ACTIVITY 1:
Answer these from the specialty coffee passage:
(a) As of August 2025, what was the most expensive specialty coffee bean lot ever sold?
(b) In which two countries is specialty coffee considered mainstream?
(c) According to an SCAA report, about how many specialty coffee shops did the US have in 2013?
ACTIVITY 2:
In the specialty coffee passage, rewrite the portion between "Another key difference" and "the mid-twentieth century.", inclusive, replacing "rainfall" with "humidity".
ACTIVITY 3:
Please explain why, according to the specialty coffee passage, specialty coffee may be mainstream in Australia and New Zealand.

(EXCERPTED PASSAGE)

Panama, in particular, has been known to produce some of the most expensive specialty coffees. As of August 2025, the most expensive specialty coffee bean lot ever sold was a Panama Geisha for over 30204 $/kg.

Another key difference between specialty coffee and commercial coffee is how much the final flavor is influenced by climate, altitude, rainfall, and the skills of the coffee grower. Unlike commercial blends, which seek consistency, specialty coffee can vary noticeably from harvest to harvest, reflecting the environmental conditions of each year.

== Specialty coffee consumption ==
In Australia and New Zealand, specialty coffee is considered mainstream. This is perhaps partly due to a long history of espresso consumption, fuelled by large Italian and Greek migrations in the mid-twentieth century.

While specialty coffee in North America is rarely offered in major coffee chains, the Third Wave of Coffee has resulted in a significant increase in specialty coffee consumption. Independent, "Australian-style", or artisan cafes have opened in multiple cities. An SCAA report estimated the US had 29,300 specialty coffee shops in 2013, up from 2,850 in 1993.

(End EXCERPTED PASSAGE)
(EXCERPTED DATA)

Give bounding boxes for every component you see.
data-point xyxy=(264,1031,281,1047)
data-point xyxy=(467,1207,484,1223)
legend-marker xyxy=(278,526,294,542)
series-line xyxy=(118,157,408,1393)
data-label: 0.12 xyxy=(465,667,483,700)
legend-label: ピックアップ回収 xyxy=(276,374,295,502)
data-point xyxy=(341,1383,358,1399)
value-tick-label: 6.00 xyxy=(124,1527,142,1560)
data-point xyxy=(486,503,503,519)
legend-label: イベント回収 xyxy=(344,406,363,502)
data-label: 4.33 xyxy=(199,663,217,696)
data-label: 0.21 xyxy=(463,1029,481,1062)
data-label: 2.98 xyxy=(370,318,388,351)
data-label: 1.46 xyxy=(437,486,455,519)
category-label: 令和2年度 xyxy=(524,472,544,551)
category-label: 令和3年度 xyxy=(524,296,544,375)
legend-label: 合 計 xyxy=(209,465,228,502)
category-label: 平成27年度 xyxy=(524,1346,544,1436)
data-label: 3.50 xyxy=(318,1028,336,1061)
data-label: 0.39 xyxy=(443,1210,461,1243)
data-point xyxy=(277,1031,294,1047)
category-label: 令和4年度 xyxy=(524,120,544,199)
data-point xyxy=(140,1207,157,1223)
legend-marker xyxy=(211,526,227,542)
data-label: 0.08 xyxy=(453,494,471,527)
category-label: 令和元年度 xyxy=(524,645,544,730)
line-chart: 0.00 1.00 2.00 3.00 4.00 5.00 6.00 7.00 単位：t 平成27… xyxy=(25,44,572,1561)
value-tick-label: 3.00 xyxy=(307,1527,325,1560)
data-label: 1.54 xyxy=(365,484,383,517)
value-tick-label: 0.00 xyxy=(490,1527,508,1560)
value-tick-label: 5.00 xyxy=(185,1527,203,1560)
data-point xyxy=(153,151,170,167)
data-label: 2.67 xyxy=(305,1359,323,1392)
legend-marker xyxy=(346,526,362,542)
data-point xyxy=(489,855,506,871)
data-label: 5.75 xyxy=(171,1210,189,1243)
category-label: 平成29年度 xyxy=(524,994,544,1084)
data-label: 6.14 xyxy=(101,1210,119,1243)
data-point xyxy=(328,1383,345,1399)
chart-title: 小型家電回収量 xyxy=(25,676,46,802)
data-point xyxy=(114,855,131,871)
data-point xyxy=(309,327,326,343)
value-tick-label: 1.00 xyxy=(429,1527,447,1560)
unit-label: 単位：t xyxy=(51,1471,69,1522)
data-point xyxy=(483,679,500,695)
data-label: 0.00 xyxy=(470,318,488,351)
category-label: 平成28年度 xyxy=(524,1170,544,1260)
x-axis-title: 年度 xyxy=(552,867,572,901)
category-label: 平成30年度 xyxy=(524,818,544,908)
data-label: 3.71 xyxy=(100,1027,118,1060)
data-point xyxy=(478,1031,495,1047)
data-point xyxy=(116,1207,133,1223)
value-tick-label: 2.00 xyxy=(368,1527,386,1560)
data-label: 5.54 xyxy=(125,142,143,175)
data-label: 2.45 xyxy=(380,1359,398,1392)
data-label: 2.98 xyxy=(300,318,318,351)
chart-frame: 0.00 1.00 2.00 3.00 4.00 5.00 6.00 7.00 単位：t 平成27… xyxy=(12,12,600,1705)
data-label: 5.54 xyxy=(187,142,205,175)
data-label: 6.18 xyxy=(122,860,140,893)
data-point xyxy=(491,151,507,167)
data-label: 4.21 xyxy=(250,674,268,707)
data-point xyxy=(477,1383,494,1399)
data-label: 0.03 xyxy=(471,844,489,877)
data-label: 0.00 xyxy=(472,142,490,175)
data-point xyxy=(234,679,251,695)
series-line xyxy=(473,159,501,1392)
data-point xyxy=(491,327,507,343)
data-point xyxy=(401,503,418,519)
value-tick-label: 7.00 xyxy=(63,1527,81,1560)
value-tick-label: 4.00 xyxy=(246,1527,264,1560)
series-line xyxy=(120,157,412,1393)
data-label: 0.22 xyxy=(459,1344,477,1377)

(End EXCERPTED DATA)

TASK ANSWER 1:
(a) A Panama Geisha, sold for over 30204 $/kg.
(b) Australia and New Zealand.
(c) 29,300.

TASK ANSWER 2:
Another key difference between specialty coffee and commercial coffee is how much the final flavor is influenced by climate, altitude, humidity, and the skills of the coffee grower. Unlike commercial blends, which seek consistency, specialty coffee can vary noticeably from harvest to harvest, reflecting the environmental conditions of each year.

== Specialty coffee consumption ==
In Australia and New Zealand, specialty coffee is considered mainstream. This is perhaps partly due to a long history of espresso consumption, fuelled by large Italian and Greek migrations in the mid-twentieth century.

TASK ANSWER 3:
The passage says this may be partly due to a long history of espresso consumption in those countries. That habit was fueled by large Italian and Greek migrations in the mid-twentieth century.